JOB —
Will you write out the data exactly, excluding every picture?

_ _ _ _

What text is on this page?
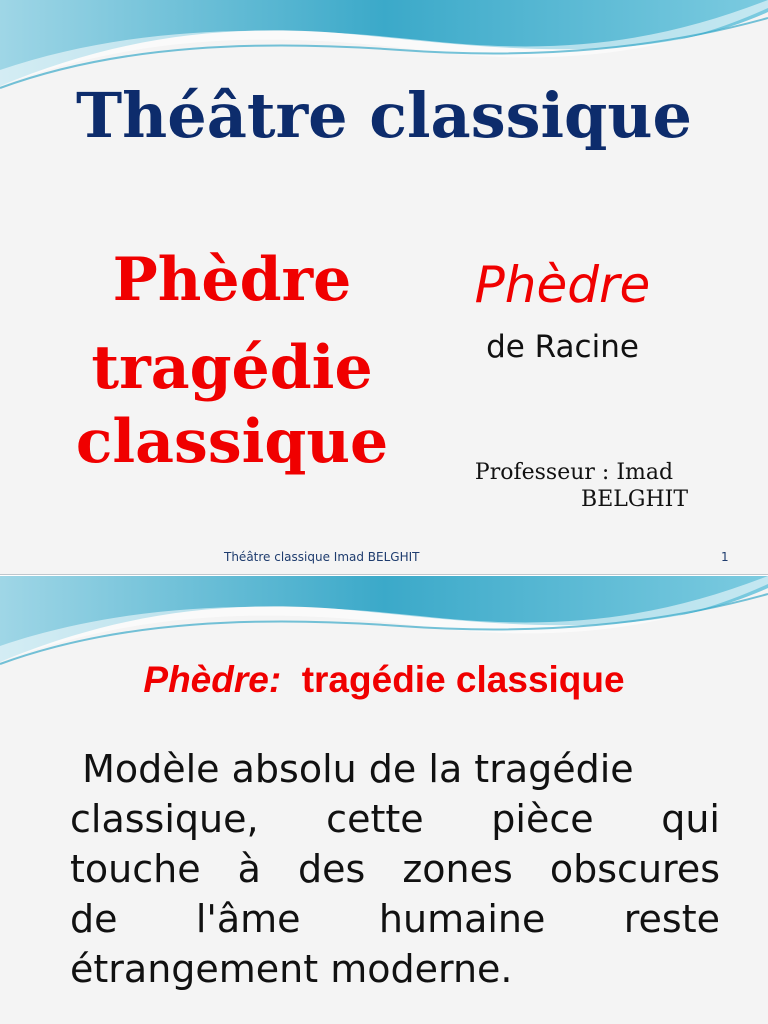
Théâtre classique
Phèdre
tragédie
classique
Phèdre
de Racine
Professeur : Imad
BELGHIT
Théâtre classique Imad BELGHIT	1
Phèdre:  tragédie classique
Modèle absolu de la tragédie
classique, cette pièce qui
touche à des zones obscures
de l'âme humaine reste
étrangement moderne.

_ _ _ _

EXERCISE SOLUTION —
What text is on this page?
Théâtre classique
Phèdre
tragédie
classique
Phèdre
de Racine
Professeur : Imad
BELGHIT
Théâtre classique Imad BELGHIT	1
Phèdre:  tragédie classique
Modèle absolu de la tragédie
classique, cette pièce qui
touche à des zones obscures
de l'âme humaine reste
étrangement moderne.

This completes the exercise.